To be done:
Where the data below has the string "năng", return the whole line.

Task material:
-- BEGIN --
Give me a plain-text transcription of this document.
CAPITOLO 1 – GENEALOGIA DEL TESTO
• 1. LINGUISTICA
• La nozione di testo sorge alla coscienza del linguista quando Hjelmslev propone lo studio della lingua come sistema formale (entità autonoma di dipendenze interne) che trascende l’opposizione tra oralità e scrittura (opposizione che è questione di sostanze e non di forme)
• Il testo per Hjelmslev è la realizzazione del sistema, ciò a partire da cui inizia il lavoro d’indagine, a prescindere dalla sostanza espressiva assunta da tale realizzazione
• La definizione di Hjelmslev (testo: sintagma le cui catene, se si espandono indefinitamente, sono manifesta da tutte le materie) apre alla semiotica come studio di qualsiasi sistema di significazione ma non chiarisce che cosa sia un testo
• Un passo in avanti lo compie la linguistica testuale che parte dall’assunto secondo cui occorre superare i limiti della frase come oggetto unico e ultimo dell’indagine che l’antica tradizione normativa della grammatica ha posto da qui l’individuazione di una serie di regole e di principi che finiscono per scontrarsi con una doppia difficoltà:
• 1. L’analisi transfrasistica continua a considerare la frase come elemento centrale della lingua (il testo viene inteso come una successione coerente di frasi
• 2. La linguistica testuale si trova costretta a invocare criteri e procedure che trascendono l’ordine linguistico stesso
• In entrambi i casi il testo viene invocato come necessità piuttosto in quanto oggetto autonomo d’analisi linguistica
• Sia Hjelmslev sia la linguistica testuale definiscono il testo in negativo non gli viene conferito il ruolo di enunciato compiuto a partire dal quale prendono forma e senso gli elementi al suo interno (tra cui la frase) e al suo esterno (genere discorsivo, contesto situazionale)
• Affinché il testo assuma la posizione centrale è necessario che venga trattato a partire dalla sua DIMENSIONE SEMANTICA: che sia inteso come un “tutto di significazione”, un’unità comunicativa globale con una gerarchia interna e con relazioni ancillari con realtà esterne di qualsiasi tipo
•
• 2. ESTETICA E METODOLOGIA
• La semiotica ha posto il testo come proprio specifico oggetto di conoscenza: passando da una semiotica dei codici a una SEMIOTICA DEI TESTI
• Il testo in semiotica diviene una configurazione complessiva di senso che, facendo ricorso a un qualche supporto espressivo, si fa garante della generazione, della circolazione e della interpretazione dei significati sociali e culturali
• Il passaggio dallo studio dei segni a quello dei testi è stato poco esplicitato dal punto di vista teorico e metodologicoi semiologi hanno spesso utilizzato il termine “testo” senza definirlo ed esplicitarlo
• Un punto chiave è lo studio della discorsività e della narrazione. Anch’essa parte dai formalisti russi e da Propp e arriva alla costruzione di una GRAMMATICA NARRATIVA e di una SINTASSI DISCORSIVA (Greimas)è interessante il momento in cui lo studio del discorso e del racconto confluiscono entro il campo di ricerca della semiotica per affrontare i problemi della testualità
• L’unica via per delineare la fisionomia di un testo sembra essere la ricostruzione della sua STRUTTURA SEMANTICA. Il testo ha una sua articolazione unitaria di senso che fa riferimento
-- END --
-- BEGIN --
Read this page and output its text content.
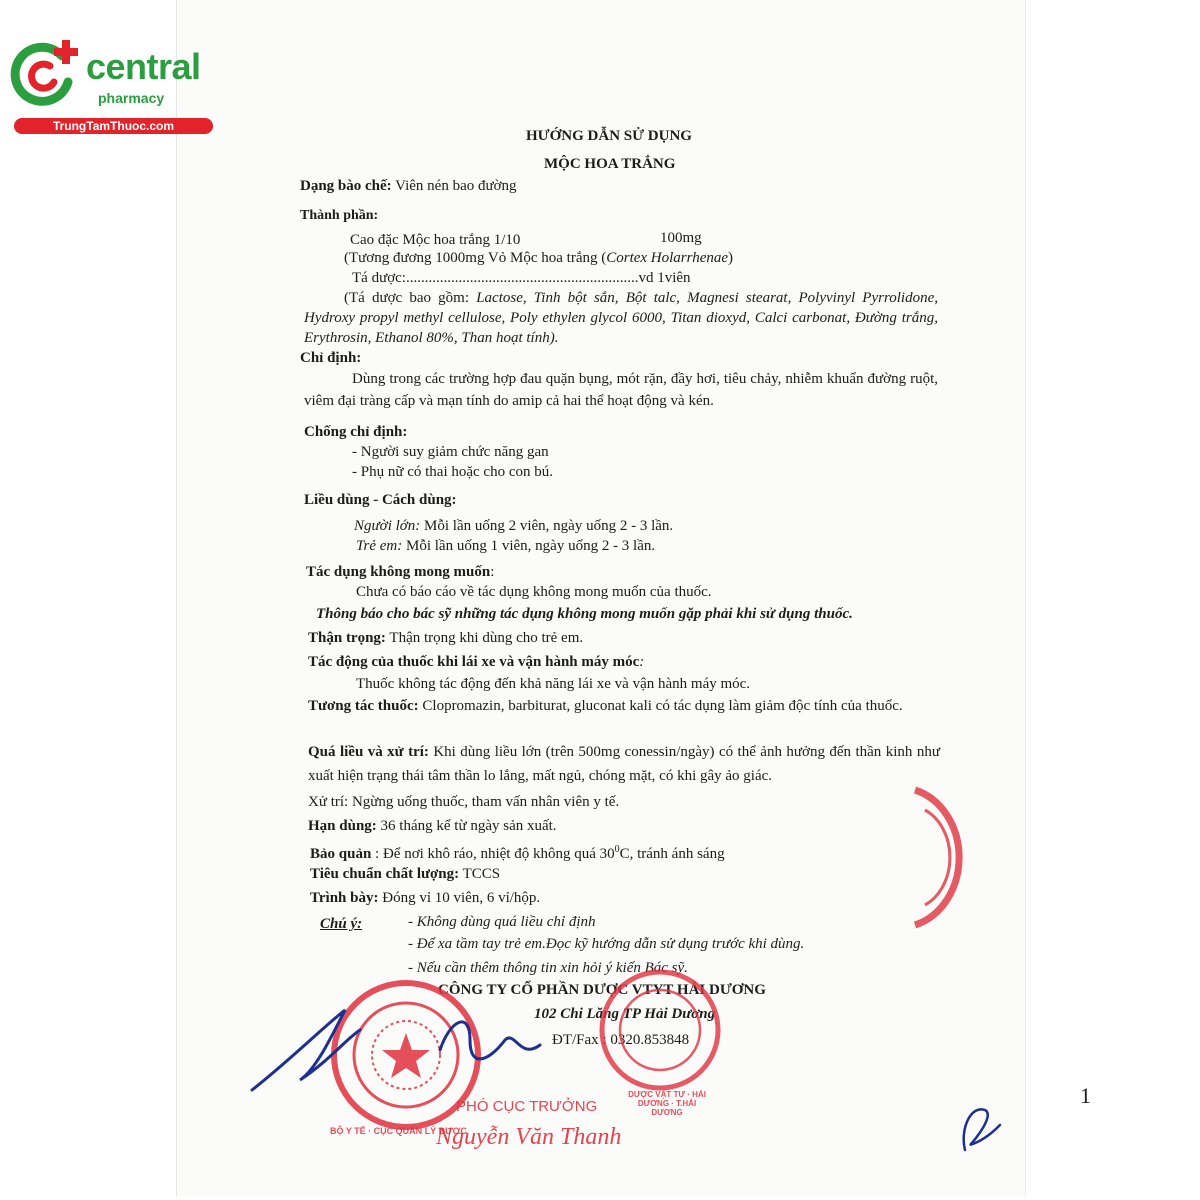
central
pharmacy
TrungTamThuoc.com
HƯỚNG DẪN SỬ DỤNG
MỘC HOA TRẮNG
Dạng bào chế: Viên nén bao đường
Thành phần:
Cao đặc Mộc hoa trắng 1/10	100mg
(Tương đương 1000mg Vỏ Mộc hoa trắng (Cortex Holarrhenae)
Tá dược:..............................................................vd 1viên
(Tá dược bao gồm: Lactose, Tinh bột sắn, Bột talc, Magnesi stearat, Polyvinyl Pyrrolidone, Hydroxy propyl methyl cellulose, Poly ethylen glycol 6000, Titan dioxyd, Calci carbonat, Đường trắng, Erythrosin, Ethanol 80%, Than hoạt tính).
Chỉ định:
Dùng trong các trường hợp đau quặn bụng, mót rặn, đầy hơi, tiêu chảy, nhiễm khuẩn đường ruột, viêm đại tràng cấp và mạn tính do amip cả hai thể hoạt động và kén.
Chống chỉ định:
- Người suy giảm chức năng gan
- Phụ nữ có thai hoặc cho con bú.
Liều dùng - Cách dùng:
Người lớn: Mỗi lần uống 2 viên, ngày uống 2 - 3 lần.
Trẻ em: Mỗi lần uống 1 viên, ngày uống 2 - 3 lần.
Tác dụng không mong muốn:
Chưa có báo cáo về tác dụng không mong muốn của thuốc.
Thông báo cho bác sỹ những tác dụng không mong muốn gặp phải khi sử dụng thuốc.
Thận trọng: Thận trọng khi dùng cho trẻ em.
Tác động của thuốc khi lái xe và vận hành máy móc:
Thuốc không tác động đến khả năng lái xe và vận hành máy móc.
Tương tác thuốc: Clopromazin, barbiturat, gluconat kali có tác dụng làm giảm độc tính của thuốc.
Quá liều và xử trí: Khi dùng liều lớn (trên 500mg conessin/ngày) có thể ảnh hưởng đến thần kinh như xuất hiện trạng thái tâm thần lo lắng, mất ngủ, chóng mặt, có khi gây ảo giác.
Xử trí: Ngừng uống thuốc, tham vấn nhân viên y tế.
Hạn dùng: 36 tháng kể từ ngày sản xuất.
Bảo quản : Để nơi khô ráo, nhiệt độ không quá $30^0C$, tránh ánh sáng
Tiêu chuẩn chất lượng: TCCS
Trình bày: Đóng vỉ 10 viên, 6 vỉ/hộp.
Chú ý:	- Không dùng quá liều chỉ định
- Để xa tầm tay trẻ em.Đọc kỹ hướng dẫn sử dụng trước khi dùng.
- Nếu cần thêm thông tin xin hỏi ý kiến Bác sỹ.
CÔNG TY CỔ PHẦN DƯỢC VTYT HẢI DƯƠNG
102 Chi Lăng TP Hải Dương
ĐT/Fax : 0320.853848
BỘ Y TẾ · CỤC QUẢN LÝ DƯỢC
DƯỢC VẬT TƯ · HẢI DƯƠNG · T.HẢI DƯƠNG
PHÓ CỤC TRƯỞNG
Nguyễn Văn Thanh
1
-- END --
-- BEGIN --
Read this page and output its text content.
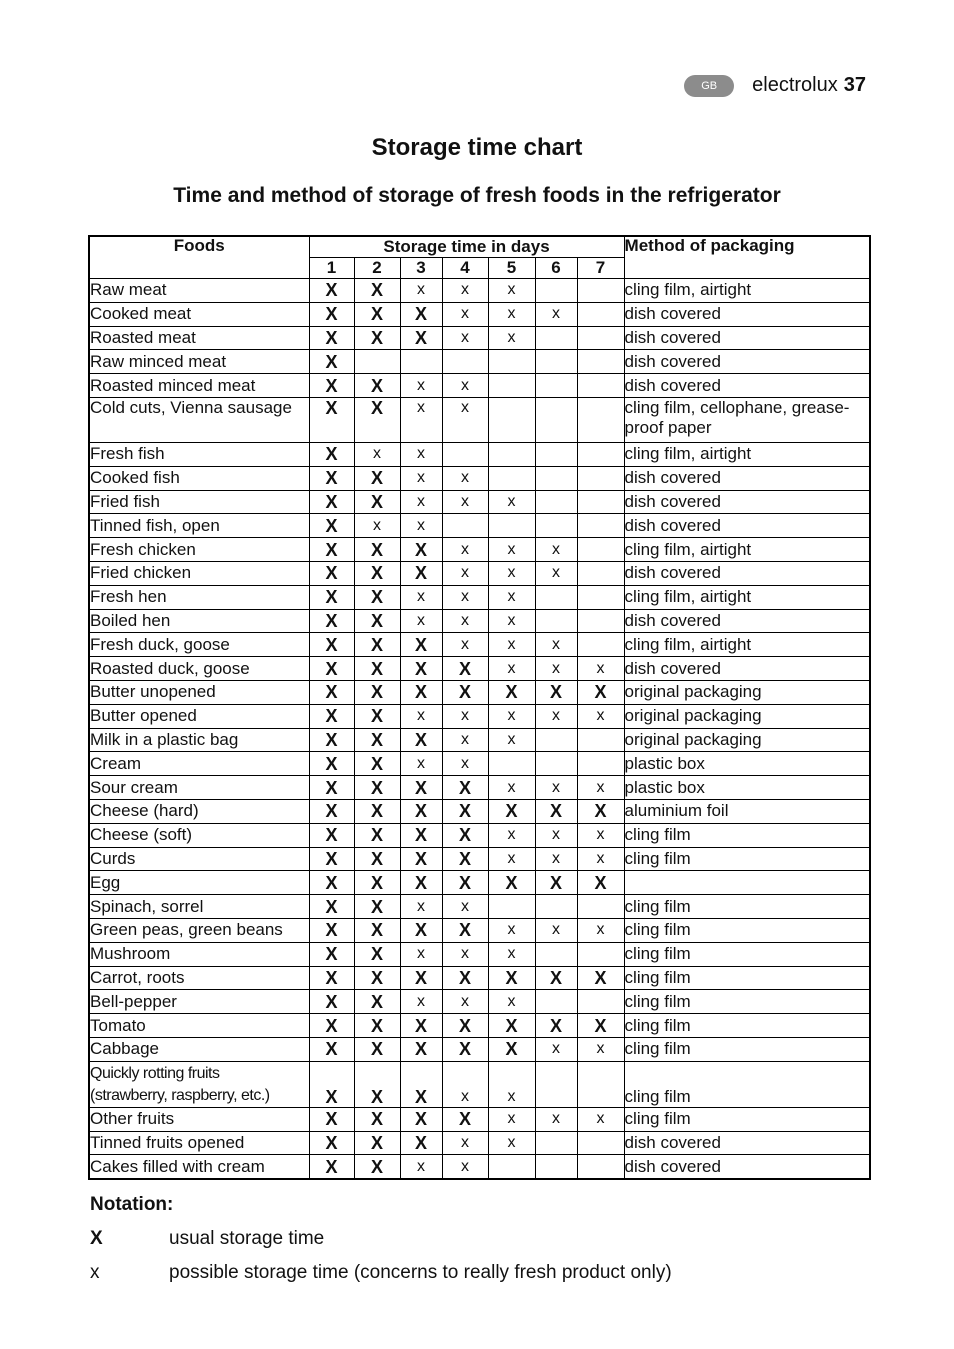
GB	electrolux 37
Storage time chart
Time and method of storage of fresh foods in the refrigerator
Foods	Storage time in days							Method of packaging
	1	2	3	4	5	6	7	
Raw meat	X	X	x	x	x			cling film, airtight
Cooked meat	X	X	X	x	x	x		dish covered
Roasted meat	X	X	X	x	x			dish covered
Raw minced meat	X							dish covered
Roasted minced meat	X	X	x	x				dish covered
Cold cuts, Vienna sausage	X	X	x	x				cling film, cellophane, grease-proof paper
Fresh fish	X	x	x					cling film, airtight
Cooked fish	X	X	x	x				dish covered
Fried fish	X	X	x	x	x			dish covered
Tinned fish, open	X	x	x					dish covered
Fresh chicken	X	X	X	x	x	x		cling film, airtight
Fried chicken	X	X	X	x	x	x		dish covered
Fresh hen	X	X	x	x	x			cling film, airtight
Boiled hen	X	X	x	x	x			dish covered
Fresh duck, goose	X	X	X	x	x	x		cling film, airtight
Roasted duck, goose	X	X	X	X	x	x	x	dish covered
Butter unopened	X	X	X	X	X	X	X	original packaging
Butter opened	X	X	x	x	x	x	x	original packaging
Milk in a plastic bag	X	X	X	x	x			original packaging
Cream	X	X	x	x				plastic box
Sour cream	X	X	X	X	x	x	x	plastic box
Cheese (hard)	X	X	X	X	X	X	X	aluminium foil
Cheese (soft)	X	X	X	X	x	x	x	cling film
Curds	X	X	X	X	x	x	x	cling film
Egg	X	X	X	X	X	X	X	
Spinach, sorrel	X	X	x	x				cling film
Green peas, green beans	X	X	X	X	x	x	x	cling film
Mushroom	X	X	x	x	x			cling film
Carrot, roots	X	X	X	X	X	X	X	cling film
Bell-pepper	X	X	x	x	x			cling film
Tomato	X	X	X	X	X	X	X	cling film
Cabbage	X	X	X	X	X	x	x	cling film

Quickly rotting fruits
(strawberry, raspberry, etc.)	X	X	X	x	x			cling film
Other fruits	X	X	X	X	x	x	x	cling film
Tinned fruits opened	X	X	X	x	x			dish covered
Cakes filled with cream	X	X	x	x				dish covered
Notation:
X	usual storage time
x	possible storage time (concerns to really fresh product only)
-- END --
Reply to the task:
- Người suy giảm chức năng gan
Thuốc không tác động đến khả năng lái xe và vận hành máy móc.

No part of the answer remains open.